### Instructions for the task
The data must be written out once more, precisely as given.

════════════════════

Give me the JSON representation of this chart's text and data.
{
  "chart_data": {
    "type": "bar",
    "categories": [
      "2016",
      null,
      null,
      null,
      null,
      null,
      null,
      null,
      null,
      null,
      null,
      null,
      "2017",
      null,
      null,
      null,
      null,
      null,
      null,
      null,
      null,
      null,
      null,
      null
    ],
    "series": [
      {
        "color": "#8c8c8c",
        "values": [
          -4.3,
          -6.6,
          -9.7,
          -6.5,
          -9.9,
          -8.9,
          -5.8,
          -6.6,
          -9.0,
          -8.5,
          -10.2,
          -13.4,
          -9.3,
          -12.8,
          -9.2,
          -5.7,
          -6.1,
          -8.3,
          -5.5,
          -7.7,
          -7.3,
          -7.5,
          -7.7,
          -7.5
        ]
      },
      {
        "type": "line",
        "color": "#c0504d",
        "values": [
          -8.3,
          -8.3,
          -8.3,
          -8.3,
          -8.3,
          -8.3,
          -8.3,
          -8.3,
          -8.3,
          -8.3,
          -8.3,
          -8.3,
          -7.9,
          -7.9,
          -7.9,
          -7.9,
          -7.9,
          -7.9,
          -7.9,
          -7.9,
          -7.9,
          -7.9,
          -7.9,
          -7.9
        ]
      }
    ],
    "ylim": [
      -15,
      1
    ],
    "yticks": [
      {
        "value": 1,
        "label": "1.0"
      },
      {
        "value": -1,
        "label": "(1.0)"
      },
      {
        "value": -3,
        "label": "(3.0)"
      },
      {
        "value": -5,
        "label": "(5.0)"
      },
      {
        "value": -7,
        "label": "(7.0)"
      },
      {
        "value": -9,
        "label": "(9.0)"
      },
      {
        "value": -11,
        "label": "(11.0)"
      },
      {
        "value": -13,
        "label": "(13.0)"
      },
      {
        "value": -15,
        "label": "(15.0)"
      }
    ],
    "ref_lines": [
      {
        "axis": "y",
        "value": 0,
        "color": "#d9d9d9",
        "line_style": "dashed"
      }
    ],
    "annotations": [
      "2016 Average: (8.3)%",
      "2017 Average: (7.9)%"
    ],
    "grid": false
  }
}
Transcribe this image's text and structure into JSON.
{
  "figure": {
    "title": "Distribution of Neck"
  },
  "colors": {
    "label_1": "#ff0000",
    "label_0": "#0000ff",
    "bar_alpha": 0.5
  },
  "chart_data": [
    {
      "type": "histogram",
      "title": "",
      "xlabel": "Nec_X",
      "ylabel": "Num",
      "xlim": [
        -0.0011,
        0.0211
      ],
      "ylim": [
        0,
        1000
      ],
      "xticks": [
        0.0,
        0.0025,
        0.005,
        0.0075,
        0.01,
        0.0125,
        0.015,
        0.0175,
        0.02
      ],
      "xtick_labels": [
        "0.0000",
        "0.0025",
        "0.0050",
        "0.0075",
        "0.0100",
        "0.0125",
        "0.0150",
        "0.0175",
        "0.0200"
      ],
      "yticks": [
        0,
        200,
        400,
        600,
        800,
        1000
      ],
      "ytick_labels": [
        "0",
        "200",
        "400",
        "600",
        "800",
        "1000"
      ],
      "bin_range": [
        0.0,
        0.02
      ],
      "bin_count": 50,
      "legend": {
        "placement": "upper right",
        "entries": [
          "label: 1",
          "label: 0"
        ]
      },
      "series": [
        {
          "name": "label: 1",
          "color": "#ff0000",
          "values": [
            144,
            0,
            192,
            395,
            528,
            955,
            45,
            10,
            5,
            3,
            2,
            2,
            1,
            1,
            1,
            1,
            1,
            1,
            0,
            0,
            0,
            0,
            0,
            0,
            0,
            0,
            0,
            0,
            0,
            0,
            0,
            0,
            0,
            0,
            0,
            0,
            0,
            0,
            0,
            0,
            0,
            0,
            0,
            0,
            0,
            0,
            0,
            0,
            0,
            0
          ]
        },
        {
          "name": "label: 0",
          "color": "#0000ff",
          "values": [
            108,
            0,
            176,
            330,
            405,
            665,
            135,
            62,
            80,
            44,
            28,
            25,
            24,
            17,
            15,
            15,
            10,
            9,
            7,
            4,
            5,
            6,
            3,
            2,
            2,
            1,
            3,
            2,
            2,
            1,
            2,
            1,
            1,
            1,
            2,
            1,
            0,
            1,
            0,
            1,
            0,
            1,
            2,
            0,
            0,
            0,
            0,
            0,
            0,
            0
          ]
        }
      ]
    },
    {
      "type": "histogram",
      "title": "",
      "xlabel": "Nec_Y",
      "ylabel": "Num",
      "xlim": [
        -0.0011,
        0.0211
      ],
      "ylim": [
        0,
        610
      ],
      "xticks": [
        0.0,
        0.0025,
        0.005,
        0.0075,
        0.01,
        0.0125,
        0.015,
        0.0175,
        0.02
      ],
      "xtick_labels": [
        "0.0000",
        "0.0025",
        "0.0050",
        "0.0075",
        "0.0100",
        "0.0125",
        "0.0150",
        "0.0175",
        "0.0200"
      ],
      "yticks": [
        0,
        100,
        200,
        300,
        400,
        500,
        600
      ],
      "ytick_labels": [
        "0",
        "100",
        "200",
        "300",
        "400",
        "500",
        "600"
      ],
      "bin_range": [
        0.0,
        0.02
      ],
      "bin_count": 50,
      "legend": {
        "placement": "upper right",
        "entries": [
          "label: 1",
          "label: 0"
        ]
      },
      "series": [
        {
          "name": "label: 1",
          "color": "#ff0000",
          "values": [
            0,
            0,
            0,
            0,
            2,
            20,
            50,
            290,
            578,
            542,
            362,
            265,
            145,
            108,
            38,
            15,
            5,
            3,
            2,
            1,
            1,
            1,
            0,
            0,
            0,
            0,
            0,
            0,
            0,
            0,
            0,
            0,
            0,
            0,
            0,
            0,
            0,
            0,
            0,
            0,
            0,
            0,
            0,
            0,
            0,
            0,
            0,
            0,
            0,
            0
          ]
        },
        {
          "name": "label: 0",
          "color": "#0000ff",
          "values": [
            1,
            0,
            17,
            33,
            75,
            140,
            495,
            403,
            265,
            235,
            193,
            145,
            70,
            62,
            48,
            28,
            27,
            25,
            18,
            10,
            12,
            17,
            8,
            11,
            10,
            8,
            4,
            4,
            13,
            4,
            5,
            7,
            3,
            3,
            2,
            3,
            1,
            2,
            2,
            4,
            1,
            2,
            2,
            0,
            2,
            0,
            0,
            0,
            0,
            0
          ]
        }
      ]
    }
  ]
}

════════════════════

### Answer for this exercise
Give me the JSON representation of this chart's text and data.
{
  "chart_data": {
    "type": "bar",
    "categories": [
      "2016",
      null,
      null,
      null,
      null,
      null,
      null,
      null,
      null,
      null,
      null,
      null,
      "2017",
      null,
      null,
      null,
      null,
      null,
      null,
      null,
      null,
      null,
      null,
      null
    ],
    "series": [
      {
        "color": "#8c8c8c",
        "values": [
          -4.3,
          -6.6,
          -9.7,
          -6.5,
          -9.9,
          -8.9,
          -5.8,
          -6.6,
          -9.0,
          -8.5,
          -10.2,
          -13.4,
          -9.3,
          -12.8,
          -9.2,
          -5.7,
          -6.1,
          -8.3,
          -5.5,
          -7.7,
          -7.3,
          -7.5,
          -7.7,
          -7.5
        ]
      },
      {
        "type": "line",
        "color": "#c0504d",
        "values": [
          -8.3,
          -8.3,
          -8.3,
          -8.3,
          -8.3,
          -8.3,
          -8.3,
          -8.3,
          -8.3,
          -8.3,
          -8.3,
          -8.3,
          -7.9,
          -7.9,
          -7.9,
          -7.9,
          -7.9,
          -7.9,
          -7.9,
          -7.9,
          -7.9,
          -7.9,
          -7.9,
          -7.9
        ]
      }
    ],
    "ylim": [
      -15,
      1
    ],
    "yticks": [
      {
        "value": 1,
        "label": "1.0"
      },
      {
        "value": -1,
        "label": "(1.0)"
      },
      {
        "value": -3,
        "label": "(3.0)"
      },
      {
        "value": -5,
        "label": "(5.0)"
      },
      {
        "value": -7,
        "label": "(7.0)"
      },
      {
        "value": -9,
        "label": "(9.0)"
      },
      {
        "value": -11,
        "label": "(11.0)"
      },
      {
        "value": -13,
        "label": "(13.0)"
      },
      {
        "value": -15,
        "label": "(15.0)"
      }
    ],
    "ref_lines": [
      {
        "axis": "y",
        "value": 0,
        "color": "#d9d9d9",
        "line_style": "dashed"
      }
    ],
    "annotations": [
      "2016 Average: (8.3)%",
      "2017 Average: (7.9)%"
    ],
    "grid": false
  }
}
Transcribe this image's text and structure into JSON.
{
  "figure": {
    "title": "Distribution of Neck"
  },
  "colors": {
    "label_1": "#ff0000",
    "label_0": "#0000ff",
    "bar_alpha": 0.5
  },
  "chart_data": [
    {
      "type": "histogram",
      "title": "",
      "xlabel": "Nec_X",
      "ylabel": "Num",
      "xlim": [
        -0.0011,
        0.0211
      ],
      "ylim": [
        0,
        1000
      ],
      "xticks": [
        0.0,
        0.0025,
        0.005,
        0.0075,
        0.01,
        0.0125,
        0.015,
        0.0175,
        0.02
      ],
      "xtick_labels": [
        "0.0000",
        "0.0025",
        "0.0050",
        "0.0075",
        "0.0100",
        "0.0125",
        "0.0150",
        "0.0175",
        "0.0200"
      ],
      "yticks": [
        0,
        200,
        400,
        600,
        800,
        1000
      ],
      "ytick_labels": [
        "0",
        "200",
        "400",
        "600",
        "800",
        "1000"
      ],
      "bin_range": [
        0.0,
        0.02
      ],
      "bin_count": 50,
      "legend": {
        "placement": "upper right",
        "entries": [
          "label: 1",
          "label: 0"
        ]
      },
      "series": [
        {
          "name": "label: 1",
          "color": "#ff0000",
          "values": [
            144,
            0,
            192,
            395,
            528,
            955,
            45,
            10,
            5,
            3,
            2,
            2,
            1,
            1,
            1,
            1,
            1,
            1,
            0,
            0,
            0,
            0,
            0,
            0,
            0,
            0,
            0,
            0,
            0,
            0,
            0,
            0,
            0,
            0,
            0,
            0,
            0,
            0,
            0,
            0,
            0,
            0,
            0,
            0,
            0,
            0,
            0,
            0,
            0,
            0
          ]
        },
        {
          "name": "label: 0",
          "color": "#0000ff",
          "values": [
            108,
            0,
            176,
            330,
            405,
            665,
            135,
            62,
            80,
            44,
            28,
            25,
            24,
            17,
            15,
            15,
            10,
            9,
            7,
            4,
            5,
            6,
            3,
            2,
            2,
            1,
            3,
            2,
            2,
            1,
            2,
            1,
            1,
            1,
            2,
            1,
            0,
            1,
            0,
            1,
            0,
            1,
            2,
            0,
            0,
            0,
            0,
            0,
            0,
            0
          ]
        }
      ]
    },
    {
      "type": "histogram",
      "title": "",
      "xlabel": "Nec_Y",
      "ylabel": "Num",
      "xlim": [
        -0.0011,
        0.0211
      ],
      "ylim": [
        0,
        610
      ],
      "xticks": [
        0.0,
        0.0025,
        0.005,
        0.0075,
        0.01,
        0.0125,
        0.015,
        0.0175,
        0.02
      ],
      "xtick_labels": [
        "0.0000",
        "0.0025",
        "0.0050",
        "0.0075",
        "0.0100",
        "0.0125",
        "0.0150",
        "0.0175",
        "0.0200"
      ],
      "yticks": [
        0,
        100,
        200,
        300,
        400,
        500,
        600
      ],
      "ytick_labels": [
        "0",
        "100",
        "200",
        "300",
        "400",
        "500",
        "600"
      ],
      "bin_range": [
        0.0,
        0.02
      ],
      "bin_count": 50,
      "legend": {
        "placement": "upper right",
        "entries": [
          "label: 1",
          "label: 0"
        ]
      },
      "series": [
        {
          "name": "label: 1",
          "color": "#ff0000",
          "values": [
            0,
            0,
            0,
            0,
            2,
            20,
            50,
            290,
            578,
            542,
            362,
            265,
            145,
            108,
            38,
            15,
            5,
            3,
            2,
            1,
            1,
            1,
            0,
            0,
            0,
            0,
            0,
            0,
            0,
            0,
            0,
            0,
            0,
            0,
            0,
            0,
            0,
            0,
            0,
            0,
            0,
            0,
            0,
            0,
            0,
            0,
            0,
            0,
            0,
            0
          ]
        },
        {
          "name": "label: 0",
          "color": "#0000ff",
          "values": [
            1,
            0,
            17,
            33,
            75,
            140,
            495,
            403,
            265,
            235,
            193,
            145,
            70,
            62,
            48,
            28,
            27,
            25,
            18,
            10,
            12,
            17,
            8,
            11,
            10,
            8,
            4,
            4,
            13,
            4,
            5,
            7,
            3,
            3,
            2,
            3,
            1,
            2,
            2,
            4,
            1,
            2,
            2,
            0,
            2,
            0,
            0,
            0,
            0,
            0
          ]
        }
      ]
    }
  ]
}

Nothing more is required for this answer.